— begin RECORDS FOR THIS EXERCISE —
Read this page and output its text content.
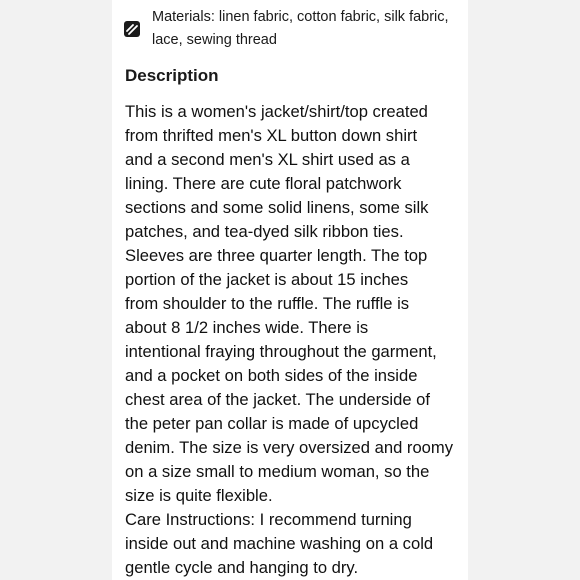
Materials: linen fabric, cotton fabric, silk fabric,
lace, sewing thread
Description
This is a women's jacket/shirt/top created
from thrifted men's XL button down shirt
and a second men's XL shirt used as a
lining. There are cute floral patchwork
sections and some solid linens, some silk
patches, and tea-dyed silk ribbon ties.
Sleeves are three quarter length. The top
portion of the jacket is about 15 inches
from shoulder to the ruffle. The ruffle is
about 8 1/2 inches wide. There is
intentional fraying throughout the garment,
and a pocket on both sides of the inside
chest area of the jacket. The underside of
the peter pan collar is made of upcycled
denim. The size is very oversized and roomy
on a size small to medium woman, so the
size is quite flexible.
Care Instructions: I recommend turning
inside out and machine washing on a cold
gentle cycle and hanging to dry.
— end RECORDS FOR THIS EXERCISE —
PROBLEM STATEMENT> Retype each record exactly as it stands, but do not include the pictures.

OUTPUT FOR THIS EXERCISE>
Read this page and output its text content.
Materials: linen fabric, cotton fabric, silk fabric,
lace, sewing thread
Description
This is a women's jacket/shirt/top created
from thrifted men's XL button down shirt
and a second men's XL shirt used as a
lining. There are cute floral patchwork
sections and some solid linens, some silk
patches, and tea-dyed silk ribbon ties.
Sleeves are three quarter length. The top
portion of the jacket is about 15 inches
from shoulder to the ruffle. The ruffle is
about 8 1/2 inches wide. There is
intentional fraying throughout the garment,
and a pocket on both sides of the inside
chest area of the jacket. The underside of
the peter pan collar is made of upcycled
denim. The size is very oversized and roomy
on a size small to medium woman, so the
size is quite flexible.
Care Instructions: I recommend turning
inside out and machine washing on a cold
gentle cycle and hanging to dry.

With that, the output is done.